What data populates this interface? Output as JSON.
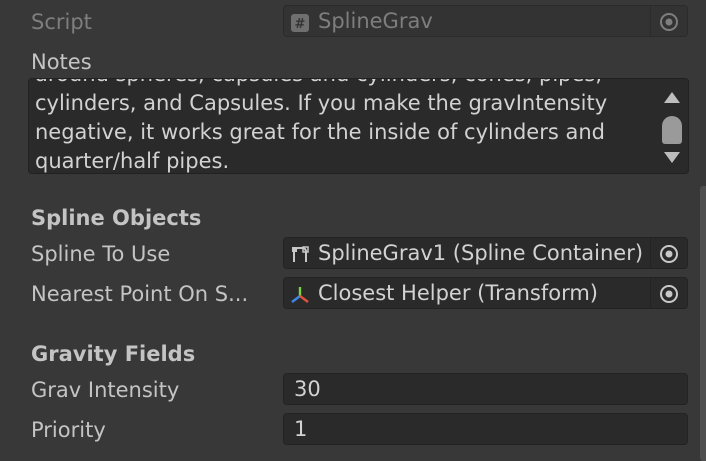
{
  "script_row": {
    "label": "Script",
    "value": "SplineGrav",
    "icon": "csharp-script-icon"
  },
  "notes": {
    "label": "Notes",
    "text_line_partial": "around spheres, capsules and cylinders, cones, pipes,",
    "text": "cylinders, and Capsules. If you make the gravIntensity\nnegative, it works great for the inside of cylinders and\nquarter/half pipes."
  },
  "spline_objects": {
    "header": "Spline Objects",
    "spline_to_use": {
      "label": "Spline To Use",
      "value": "SplineGrav1 (Spline Container)",
      "icon": "spline-container-icon"
    },
    "nearest_point": {
      "label": "Nearest Point On S...",
      "value": "Closest Helper (Transform)",
      "icon": "transform-axes-icon"
    }
  },
  "gravity_fields": {
    "header": "Gravity Fields",
    "grav_intensity": {
      "label": "Grav Intensity",
      "value": "30"
    },
    "priority": {
      "label": "Priority",
      "value": "1"
    }
  },
  "colors": {
    "background": "#383838",
    "field_bg": "#2a2a2a",
    "text": "#c4c4c4",
    "disabled_text": "#7e7e7e"
  }
}
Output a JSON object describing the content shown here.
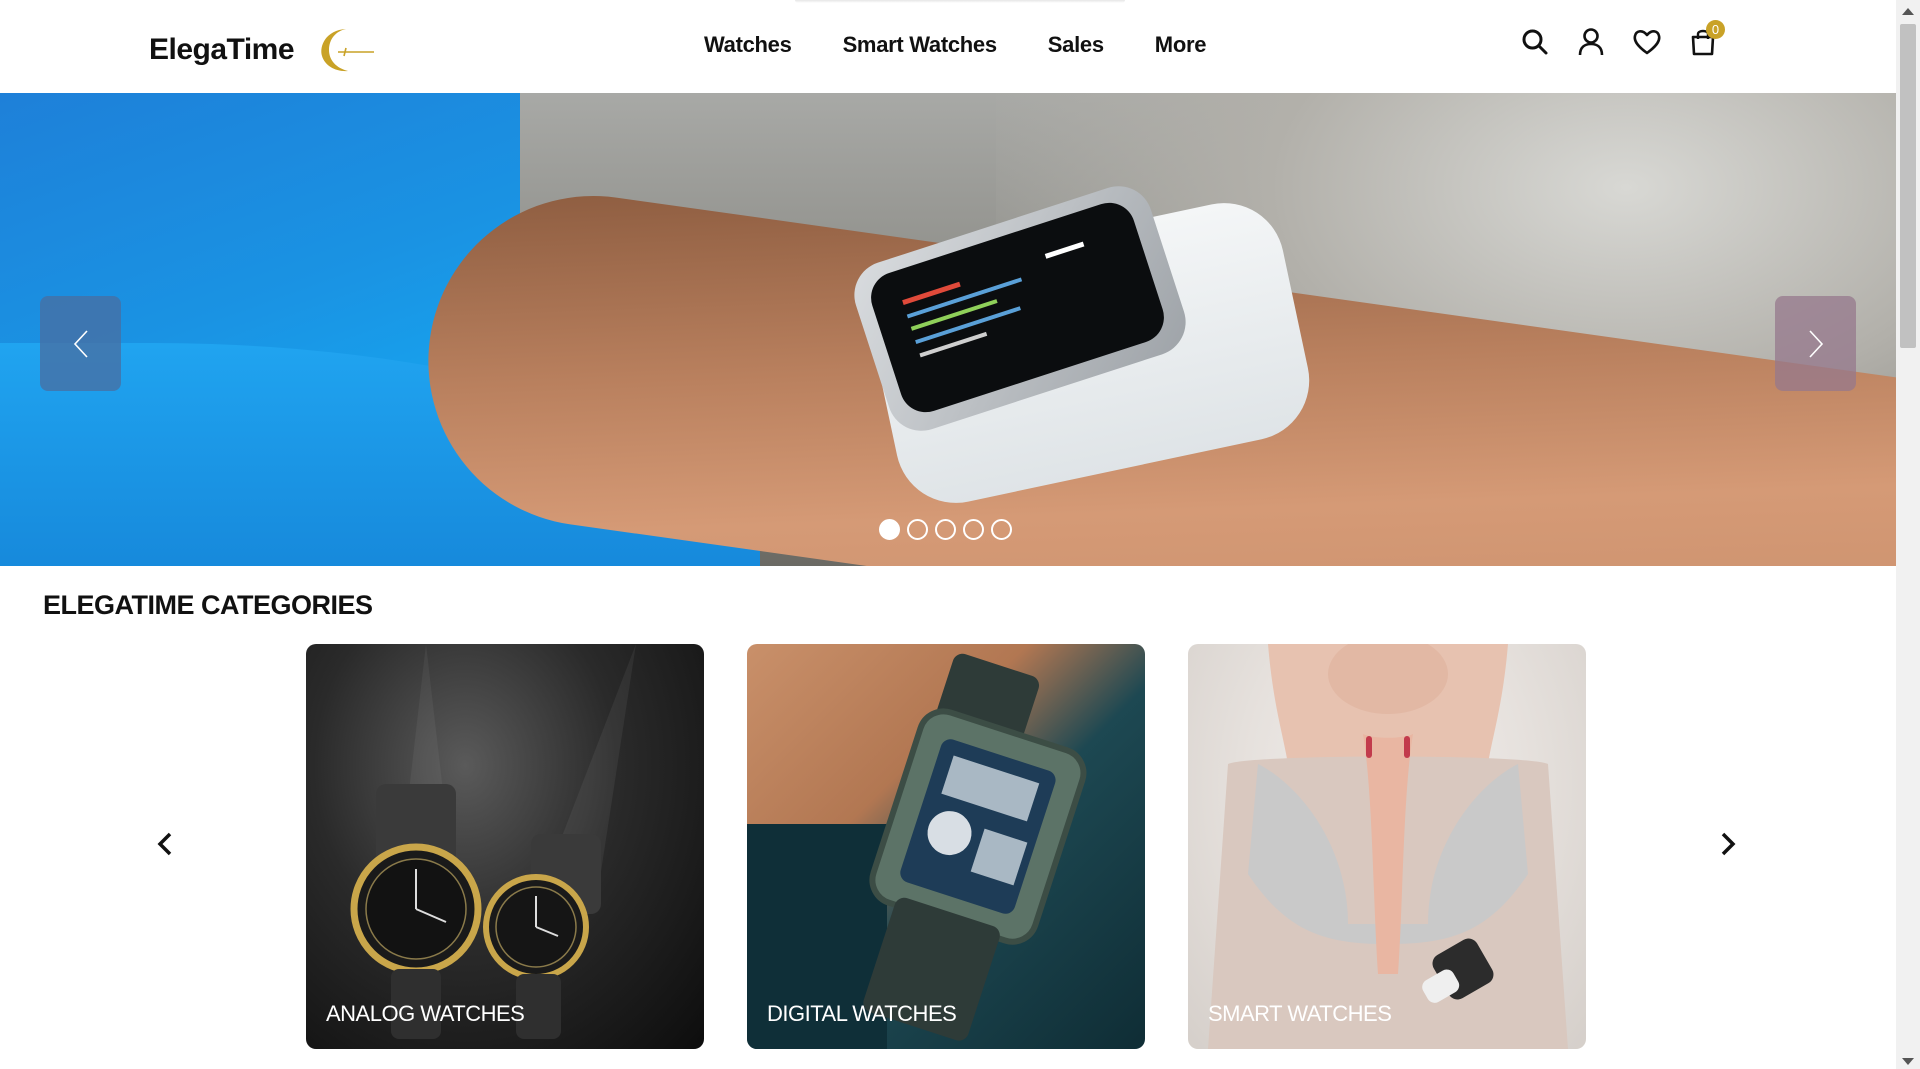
{
  "brand": {
    "name": "ElegaTime",
    "accent_color": "#c9a227"
  },
  "nav": {
    "items": [
      {
        "label": "Watches"
      },
      {
        "label": "Smart Watches"
      },
      {
        "label": "Sales"
      },
      {
        "label": "More"
      }
    ]
  },
  "header_icons": {
    "search": "search-icon",
    "account": "user-icon",
    "wishlist": "heart-icon",
    "cart": "shopping-bag-icon",
    "cart_count": "0"
  },
  "hero": {
    "slide_count": 5,
    "active_slide": 1
  },
  "categories": {
    "title": "ELEGATIME CATEGORIES",
    "items": [
      {
        "label": "ANALOG WATCHES"
      },
      {
        "label": "DIGITAL WATCHES"
      },
      {
        "label": "SMART WATCHES"
      }
    ]
  }
}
┄┄┄┄┄┄┄┄┄┄┄┄┄┄┄┄┄┄┄┄
Short exercise: Output the line containing "Output a JSON" and each line after it, through the end of the material, exactly as given. No pictures belong in the output.

Answer to the exercise:
Output a JSON object describing the content shown here.
{
  "brand": {
    "name": "ElegaTime",
    "accent_color": "#c9a227"
  },
  "nav": {
    "items": [
      {
        "label": "Watches"
      },
      {
        "label": "Smart Watches"
      },
      {
        "label": "Sales"
      },
      {
        "label": "More"
      }
    ]
  },
  "header_icons": {
    "search": "search-icon",
    "account": "user-icon",
    "wishlist": "heart-icon",
    "cart": "shopping-bag-icon",
    "cart_count": "0"
  },
  "hero": {
    "slide_count": 5,
    "active_slide": 1
  },
  "categories": {
    "title": "ELEGATIME CATEGORIES",
    "items": [
      {
        "label": "ANALOG WATCHES"
      },
      {
        "label": "DIGITAL WATCHES"
      },
      {
        "label": "SMART WATCHES"
      }
    ]
  }
}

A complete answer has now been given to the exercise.